Write the entries below out again exactly; any picture in them stays out.

PROVIDED DATA start

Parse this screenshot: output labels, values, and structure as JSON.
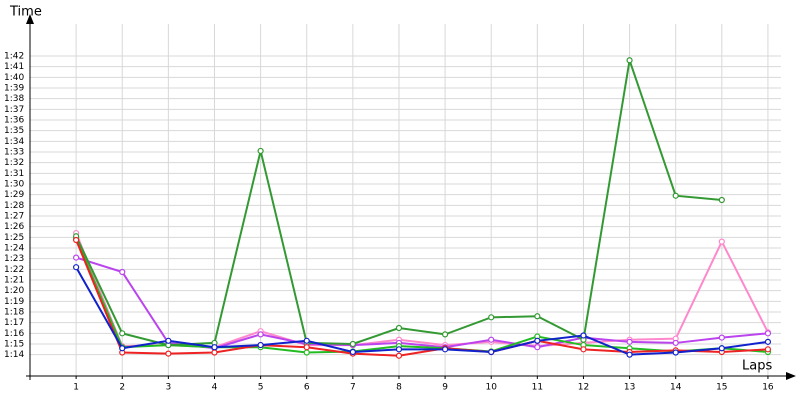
{
  "chart_data": {
    "type": "line",
    "ylabel": "Time",
    "xlabel": "Laps",
    "x": [
      1,
      2,
      3,
      4,
      5,
      6,
      7,
      8,
      9,
      10,
      11,
      12,
      13,
      14,
      15,
      16
    ],
    "xlim": [
      0,
      16.5
    ],
    "xticks": [
      1,
      2,
      3,
      4,
      5,
      6,
      7,
      8,
      9,
      10,
      11,
      12,
      13,
      14,
      15,
      16
    ],
    "ylim": [
      72,
      105
    ],
    "yticks": [
      {
        "value": 74,
        "label": "1:14"
      },
      {
        "value": 75,
        "label": "1:15"
      },
      {
        "value": 76,
        "label": "1:16"
      },
      {
        "value": 77,
        "label": "1:17"
      },
      {
        "value": 78,
        "label": "1:18"
      },
      {
        "value": 79,
        "label": "1:19"
      },
      {
        "value": 80,
        "label": "1:20"
      },
      {
        "value": 81,
        "label": "1:21"
      },
      {
        "value": 82,
        "label": "1:22"
      },
      {
        "value": 83,
        "label": "1:23"
      },
      {
        "value": 84,
        "label": "1:24"
      },
      {
        "value": 85,
        "label": "1:25"
      },
      {
        "value": 86,
        "label": "1:26"
      },
      {
        "value": 87,
        "label": "1:27"
      },
      {
        "value": 88,
        "label": "1:28"
      },
      {
        "value": 89,
        "label": "1:29"
      },
      {
        "value": 90,
        "label": "1:30"
      },
      {
        "value": 91,
        "label": "1:31"
      },
      {
        "value": 92,
        "label": "1:32"
      },
      {
        "value": 93,
        "label": "1:33"
      },
      {
        "value": 94,
        "label": "1:34"
      },
      {
        "value": 95,
        "label": "1:35"
      },
      {
        "value": 96,
        "label": "1:36"
      },
      {
        "value": 97,
        "label": "1:37"
      },
      {
        "value": 98,
        "label": "1:38"
      },
      {
        "value": 99,
        "label": "1:39"
      },
      {
        "value": 100,
        "label": "1:40"
      },
      {
        "value": 101,
        "label": "1:41"
      },
      {
        "value": 102,
        "label": "1:42"
      }
    ],
    "grid": true,
    "series": [
      {
        "color": "#ff88cc",
        "values": [
          85.4,
          74.8,
          74.9,
          74.7,
          76.2,
          74.9,
          74.9,
          75.4,
          74.9,
          75.2,
          74.8,
          75.1,
          75.4,
          75.5,
          84.6,
          76.1
        ]
      },
      {
        "color": "#bb44ee",
        "values": [
          83.1,
          81.75,
          75.1,
          74.6,
          75.9,
          75.0,
          74.9,
          75.1,
          74.7,
          75.4,
          74.7,
          75.6,
          75.2,
          75.1,
          75.6,
          76.0
        ]
      },
      {
        "color": "#22bb22",
        "values": [
          84.9,
          74.7,
          74.9,
          74.7,
          74.7,
          74.2,
          74.3,
          74.8,
          74.6,
          74.3,
          75.7,
          74.9,
          74.6,
          74.3,
          74.6,
          74.25
        ]
      },
      {
        "color": "#339933",
        "values": [
          85.1,
          76.0,
          74.9,
          75.1,
          93.1,
          75.1,
          75.0,
          76.5,
          75.9,
          77.5,
          77.6,
          75.4,
          101.6,
          88.9,
          88.5,
          null
        ]
      },
      {
        "color": "#ee2222",
        "values": [
          84.75,
          74.2,
          74.1,
          74.2,
          74.9,
          74.7,
          74.1,
          73.9,
          74.6,
          74.25,
          75.3,
          74.5,
          74.25,
          74.4,
          74.25,
          74.5
        ]
      },
      {
        "color": "#1122cc",
        "values": [
          82.2,
          74.6,
          75.3,
          74.7,
          74.9,
          75.3,
          74.25,
          74.5,
          74.5,
          74.25,
          75.3,
          75.8,
          74.0,
          74.2,
          74.6,
          75.2
        ]
      }
    ]
  }
}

PROVIDED DATA end

» TASK SOLUTION
Parse this screenshot: output labels, values, and structure as JSON.
{
  "chart_data": {
    "type": "line",
    "ylabel": "Time",
    "xlabel": "Laps",
    "x": [
      1,
      2,
      3,
      4,
      5,
      6,
      7,
      8,
      9,
      10,
      11,
      12,
      13,
      14,
      15,
      16
    ],
    "xlim": [
      0,
      16.5
    ],
    "xticks": [
      1,
      2,
      3,
      4,
      5,
      6,
      7,
      8,
      9,
      10,
      11,
      12,
      13,
      14,
      15,
      16
    ],
    "ylim": [
      72,
      105
    ],
    "yticks": [
      {
        "value": 74,
        "label": "1:14"
      },
      {
        "value": 75,
        "label": "1:15"
      },
      {
        "value": 76,
        "label": "1:16"
      },
      {
        "value": 77,
        "label": "1:17"
      },
      {
        "value": 78,
        "label": "1:18"
      },
      {
        "value": 79,
        "label": "1:19"
      },
      {
        "value": 80,
        "label": "1:20"
      },
      {
        "value": 81,
        "label": "1:21"
      },
      {
        "value": 82,
        "label": "1:22"
      },
      {
        "value": 83,
        "label": "1:23"
      },
      {
        "value": 84,
        "label": "1:24"
      },
      {
        "value": 85,
        "label": "1:25"
      },
      {
        "value": 86,
        "label": "1:26"
      },
      {
        "value": 87,
        "label": "1:27"
      },
      {
        "value": 88,
        "label": "1:28"
      },
      {
        "value": 89,
        "label": "1:29"
      },
      {
        "value": 90,
        "label": "1:30"
      },
      {
        "value": 91,
        "label": "1:31"
      },
      {
        "value": 92,
        "label": "1:32"
      },
      {
        "value": 93,
        "label": "1:33"
      },
      {
        "value": 94,
        "label": "1:34"
      },
      {
        "value": 95,
        "label": "1:35"
      },
      {
        "value": 96,
        "label": "1:36"
      },
      {
        "value": 97,
        "label": "1:37"
      },
      {
        "value": 98,
        "label": "1:38"
      },
      {
        "value": 99,
        "label": "1:39"
      },
      {
        "value": 100,
        "label": "1:40"
      },
      {
        "value": 101,
        "label": "1:41"
      },
      {
        "value": 102,
        "label": "1:42"
      }
    ],
    "grid": true,
    "series": [
      {
        "color": "#ff88cc",
        "values": [
          85.4,
          74.8,
          74.9,
          74.7,
          76.2,
          74.9,
          74.9,
          75.4,
          74.9,
          75.2,
          74.8,
          75.1,
          75.4,
          75.5,
          84.6,
          76.1
        ]
      },
      {
        "color": "#bb44ee",
        "values": [
          83.1,
          81.75,
          75.1,
          74.6,
          75.9,
          75.0,
          74.9,
          75.1,
          74.7,
          75.4,
          74.7,
          75.6,
          75.2,
          75.1,
          75.6,
          76.0
        ]
      },
      {
        "color": "#22bb22",
        "values": [
          84.9,
          74.7,
          74.9,
          74.7,
          74.7,
          74.2,
          74.3,
          74.8,
          74.6,
          74.3,
          75.7,
          74.9,
          74.6,
          74.3,
          74.6,
          74.25
        ]
      },
      {
        "color": "#339933",
        "values": [
          85.1,
          76.0,
          74.9,
          75.1,
          93.1,
          75.1,
          75.0,
          76.5,
          75.9,
          77.5,
          77.6,
          75.4,
          101.6,
          88.9,
          88.5,
          null
        ]
      },
      {
        "color": "#ee2222",
        "values": [
          84.75,
          74.2,
          74.1,
          74.2,
          74.9,
          74.7,
          74.1,
          73.9,
          74.6,
          74.25,
          75.3,
          74.5,
          74.25,
          74.4,
          74.25,
          74.5
        ]
      },
      {
        "color": "#1122cc",
        "values": [
          82.2,
          74.6,
          75.3,
          74.7,
          74.9,
          75.3,
          74.25,
          74.5,
          74.5,
          74.25,
          75.3,
          75.8,
          74.0,
          74.2,
          74.6,
          75.2
        ]
      }
    ]
  }
}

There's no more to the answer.